— What needs to be done —
Return every record exactly as written.

** Start Records to process **

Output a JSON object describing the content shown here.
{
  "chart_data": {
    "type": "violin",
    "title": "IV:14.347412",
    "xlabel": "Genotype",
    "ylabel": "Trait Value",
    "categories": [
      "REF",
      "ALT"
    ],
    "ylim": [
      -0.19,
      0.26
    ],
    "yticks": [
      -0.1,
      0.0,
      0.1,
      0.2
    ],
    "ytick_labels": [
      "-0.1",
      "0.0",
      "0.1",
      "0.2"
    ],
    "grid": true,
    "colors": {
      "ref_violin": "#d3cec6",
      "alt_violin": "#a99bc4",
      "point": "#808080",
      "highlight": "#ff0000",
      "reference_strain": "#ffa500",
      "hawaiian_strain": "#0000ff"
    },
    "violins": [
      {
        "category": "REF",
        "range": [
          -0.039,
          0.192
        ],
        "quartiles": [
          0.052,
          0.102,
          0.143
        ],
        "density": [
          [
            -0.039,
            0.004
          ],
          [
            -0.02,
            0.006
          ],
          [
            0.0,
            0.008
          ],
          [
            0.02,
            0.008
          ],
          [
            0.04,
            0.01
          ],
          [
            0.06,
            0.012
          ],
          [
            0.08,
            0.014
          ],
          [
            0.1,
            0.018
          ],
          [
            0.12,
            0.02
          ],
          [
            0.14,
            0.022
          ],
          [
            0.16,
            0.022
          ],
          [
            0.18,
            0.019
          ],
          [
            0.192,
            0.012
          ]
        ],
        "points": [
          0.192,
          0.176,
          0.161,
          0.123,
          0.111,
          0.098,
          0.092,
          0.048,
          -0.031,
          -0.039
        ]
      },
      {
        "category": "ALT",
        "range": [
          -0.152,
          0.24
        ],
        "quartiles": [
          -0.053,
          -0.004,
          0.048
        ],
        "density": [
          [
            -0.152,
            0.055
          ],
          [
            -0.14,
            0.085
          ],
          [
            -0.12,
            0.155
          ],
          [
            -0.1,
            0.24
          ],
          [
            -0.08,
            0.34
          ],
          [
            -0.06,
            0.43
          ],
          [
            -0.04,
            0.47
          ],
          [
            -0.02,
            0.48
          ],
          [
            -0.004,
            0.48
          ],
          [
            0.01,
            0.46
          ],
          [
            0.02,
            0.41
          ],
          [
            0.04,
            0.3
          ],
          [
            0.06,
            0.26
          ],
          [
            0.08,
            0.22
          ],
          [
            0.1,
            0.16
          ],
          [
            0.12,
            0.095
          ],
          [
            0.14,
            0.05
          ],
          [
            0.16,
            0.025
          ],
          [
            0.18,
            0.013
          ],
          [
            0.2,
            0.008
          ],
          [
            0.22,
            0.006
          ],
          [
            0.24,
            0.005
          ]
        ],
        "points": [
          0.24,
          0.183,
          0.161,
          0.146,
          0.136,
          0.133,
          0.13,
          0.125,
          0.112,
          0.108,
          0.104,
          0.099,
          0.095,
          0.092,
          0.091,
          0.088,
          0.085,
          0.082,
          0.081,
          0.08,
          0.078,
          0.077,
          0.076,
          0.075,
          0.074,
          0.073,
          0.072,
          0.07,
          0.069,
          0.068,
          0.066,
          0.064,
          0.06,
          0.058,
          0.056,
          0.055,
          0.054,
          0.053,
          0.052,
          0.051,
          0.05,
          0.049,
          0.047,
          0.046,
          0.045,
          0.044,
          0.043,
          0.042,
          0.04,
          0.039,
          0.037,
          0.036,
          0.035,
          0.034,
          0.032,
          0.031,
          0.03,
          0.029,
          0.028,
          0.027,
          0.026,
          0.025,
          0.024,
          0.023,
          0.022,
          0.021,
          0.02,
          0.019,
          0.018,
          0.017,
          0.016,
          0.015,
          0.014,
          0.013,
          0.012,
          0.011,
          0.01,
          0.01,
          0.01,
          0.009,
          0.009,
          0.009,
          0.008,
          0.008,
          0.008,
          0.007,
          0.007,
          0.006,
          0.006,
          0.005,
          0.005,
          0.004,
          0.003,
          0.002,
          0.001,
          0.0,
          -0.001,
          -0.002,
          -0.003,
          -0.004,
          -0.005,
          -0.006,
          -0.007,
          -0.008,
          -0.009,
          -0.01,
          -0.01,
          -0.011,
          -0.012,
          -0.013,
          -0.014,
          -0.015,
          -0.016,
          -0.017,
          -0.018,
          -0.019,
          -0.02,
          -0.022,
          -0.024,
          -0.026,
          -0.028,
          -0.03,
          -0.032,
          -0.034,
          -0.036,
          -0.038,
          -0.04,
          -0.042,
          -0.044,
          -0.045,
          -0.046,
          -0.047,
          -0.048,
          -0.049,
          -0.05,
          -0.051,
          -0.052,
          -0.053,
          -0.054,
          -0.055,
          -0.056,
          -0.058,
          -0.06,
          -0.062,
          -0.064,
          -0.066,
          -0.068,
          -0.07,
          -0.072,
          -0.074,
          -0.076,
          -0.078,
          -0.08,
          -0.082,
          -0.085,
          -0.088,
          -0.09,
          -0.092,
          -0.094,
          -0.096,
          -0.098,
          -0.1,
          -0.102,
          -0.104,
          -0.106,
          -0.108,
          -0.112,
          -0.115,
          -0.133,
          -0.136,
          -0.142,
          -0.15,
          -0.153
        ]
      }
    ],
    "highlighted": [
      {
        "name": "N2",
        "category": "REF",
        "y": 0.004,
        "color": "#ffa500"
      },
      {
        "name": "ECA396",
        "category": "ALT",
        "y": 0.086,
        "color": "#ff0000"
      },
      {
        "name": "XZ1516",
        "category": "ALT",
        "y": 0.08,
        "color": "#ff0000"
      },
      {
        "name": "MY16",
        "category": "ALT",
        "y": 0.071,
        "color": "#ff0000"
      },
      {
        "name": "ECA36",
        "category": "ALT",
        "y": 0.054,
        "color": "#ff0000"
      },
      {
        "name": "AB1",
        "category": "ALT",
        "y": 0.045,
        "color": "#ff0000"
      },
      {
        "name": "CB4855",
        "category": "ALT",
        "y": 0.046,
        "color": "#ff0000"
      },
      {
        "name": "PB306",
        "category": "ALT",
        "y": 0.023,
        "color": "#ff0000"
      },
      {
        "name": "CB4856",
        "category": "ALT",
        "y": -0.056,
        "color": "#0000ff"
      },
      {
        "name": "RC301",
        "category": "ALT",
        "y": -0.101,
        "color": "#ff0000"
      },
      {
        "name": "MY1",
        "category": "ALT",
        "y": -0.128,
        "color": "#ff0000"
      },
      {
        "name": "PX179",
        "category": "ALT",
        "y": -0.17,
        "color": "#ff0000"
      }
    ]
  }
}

** End Records to process **

— The result —
Output a JSON object describing the content shown here.
{
  "chart_data": {
    "type": "violin",
    "title": "IV:14.347412",
    "xlabel": "Genotype",
    "ylabel": "Trait Value",
    "categories": [
      "REF",
      "ALT"
    ],
    "ylim": [
      -0.19,
      0.26
    ],
    "yticks": [
      -0.1,
      0.0,
      0.1,
      0.2
    ],
    "ytick_labels": [
      "-0.1",
      "0.0",
      "0.1",
      "0.2"
    ],
    "grid": true,
    "colors": {
      "ref_violin": "#d3cec6",
      "alt_violin": "#a99bc4",
      "point": "#808080",
      "highlight": "#ff0000",
      "reference_strain": "#ffa500",
      "hawaiian_strain": "#0000ff"
    },
    "violins": [
      {
        "category": "REF",
        "range": [
          -0.039,
          0.192
        ],
        "quartiles": [
          0.052,
          0.102,
          0.143
        ],
        "density": [
          [
            -0.039,
            0.004
          ],
          [
            -0.02,
            0.006
          ],
          [
            0.0,
            0.008
          ],
          [
            0.02,
            0.008
          ],
          [
            0.04,
            0.01
          ],
          [
            0.06,
            0.012
          ],
          [
            0.08,
            0.014
          ],
          [
            0.1,
            0.018
          ],
          [
            0.12,
            0.02
          ],
          [
            0.14,
            0.022
          ],
          [
            0.16,
            0.022
          ],
          [
            0.18,
            0.019
          ],
          [
            0.192,
            0.012
          ]
        ],
        "points": [
          0.192,
          0.176,
          0.161,
          0.123,
          0.111,
          0.098,
          0.092,
          0.048,
          -0.031,
          -0.039
        ]
      },
      {
        "category": "ALT",
        "range": [
          -0.152,
          0.24
        ],
        "quartiles": [
          -0.053,
          -0.004,
          0.048
        ],
        "density": [
          [
            -0.152,
            0.055
          ],
          [
            -0.14,
            0.085
          ],
          [
            -0.12,
            0.155
          ],
          [
            -0.1,
            0.24
          ],
          [
            -0.08,
            0.34
          ],
          [
            -0.06,
            0.43
          ],
          [
            -0.04,
            0.47
          ],
          [
            -0.02,
            0.48
          ],
          [
            -0.004,
            0.48
          ],
          [
            0.01,
            0.46
          ],
          [
            0.02,
            0.41
          ],
          [
            0.04,
            0.3
          ],
          [
            0.06,
            0.26
          ],
          [
            0.08,
            0.22
          ],
          [
            0.1,
            0.16
          ],
          [
            0.12,
            0.095
          ],
          [
            0.14,
            0.05
          ],
          [
            0.16,
            0.025
          ],
          [
            0.18,
            0.013
          ],
          [
            0.2,
            0.008
          ],
          [
            0.22,
            0.006
          ],
          [
            0.24,
            0.005
          ]
        ],
        "points": [
          0.24,
          0.183,
          0.161,
          0.146,
          0.136,
          0.133,
          0.13,
          0.125,
          0.112,
          0.108,
          0.104,
          0.099,
          0.095,
          0.092,
          0.091,
          0.088,
          0.085,
          0.082,
          0.081,
          0.08,
          0.078,
          0.077,
          0.076,
          0.075,
          0.074,
          0.073,
          0.072,
          0.07,
          0.069,
          0.068,
          0.066,
          0.064,
          0.06,
          0.058,
          0.056,
          0.055,
          0.054,
          0.053,
          0.052,
          0.051,
          0.05,
          0.049,
          0.047,
          0.046,
          0.045,
          0.044,
          0.043,
          0.042,
          0.04,
          0.039,
          0.037,
          0.036,
          0.035,
          0.034,
          0.032,
          0.031,
          0.03,
          0.029,
          0.028,
          0.027,
          0.026,
          0.025,
          0.024,
          0.023,
          0.022,
          0.021,
          0.02,
          0.019,
          0.018,
          0.017,
          0.016,
          0.015,
          0.014,
          0.013,
          0.012,
          0.011,
          0.01,
          0.01,
          0.01,
          0.009,
          0.009,
          0.009,
          0.008,
          0.008,
          0.008,
          0.007,
          0.007,
          0.006,
          0.006,
          0.005,
          0.005,
          0.004,
          0.003,
          0.002,
          0.001,
          0.0,
          -0.001,
          -0.002,
          -0.003,
          -0.004,
          -0.005,
          -0.006,
          -0.007,
          -0.008,
          -0.009,
          -0.01,
          -0.01,
          -0.011,
          -0.012,
          -0.013,
          -0.014,
          -0.015,
          -0.016,
          -0.017,
          -0.018,
          -0.019,
          -0.02,
          -0.022,
          -0.024,
          -0.026,
          -0.028,
          -0.03,
          -0.032,
          -0.034,
          -0.036,
          -0.038,
          -0.04,
          -0.042,
          -0.044,
          -0.045,
          -0.046,
          -0.047,
          -0.048,
          -0.049,
          -0.05,
          -0.051,
          -0.052,
          -0.053,
          -0.054,
          -0.055,
          -0.056,
          -0.058,
          -0.06,
          -0.062,
          -0.064,
          -0.066,
          -0.068,
          -0.07,
          -0.072,
          -0.074,
          -0.076,
          -0.078,
          -0.08,
          -0.082,
          -0.085,
          -0.088,
          -0.09,
          -0.092,
          -0.094,
          -0.096,
          -0.098,
          -0.1,
          -0.102,
          -0.104,
          -0.106,
          -0.108,
          -0.112,
          -0.115,
          -0.133,
          -0.136,
          -0.142,
          -0.15,
          -0.153
        ]
      }
    ],
    "highlighted": [
      {
        "name": "N2",
        "category": "REF",
        "y": 0.004,
        "color": "#ffa500"
      },
      {
        "name": "ECA396",
        "category": "ALT",
        "y": 0.086,
        "color": "#ff0000"
      },
      {
        "name": "XZ1516",
        "category": "ALT",
        "y": 0.08,
        "color": "#ff0000"
      },
      {
        "name": "MY16",
        "category": "ALT",
        "y": 0.071,
        "color": "#ff0000"
      },
      {
        "name": "ECA36",
        "category": "ALT",
        "y": 0.054,
        "color": "#ff0000"
      },
      {
        "name": "AB1",
        "category": "ALT",
        "y": 0.045,
        "color": "#ff0000"
      },
      {
        "name": "CB4855",
        "category": "ALT",
        "y": 0.046,
        "color": "#ff0000"
      },
      {
        "name": "PB306",
        "category": "ALT",
        "y": 0.023,
        "color": "#ff0000"
      },
      {
        "name": "CB4856",
        "category": "ALT",
        "y": -0.056,
        "color": "#0000ff"
      },
      {
        "name": "RC301",
        "category": "ALT",
        "y": -0.101,
        "color": "#ff0000"
      },
      {
        "name": "MY1",
        "category": "ALT",
        "y": -0.128,
        "color": "#ff0000"
      },
      {
        "name": "PX179",
        "category": "ALT",
        "y": -0.17,
        "color": "#ff0000"
      }
    ]
  }
}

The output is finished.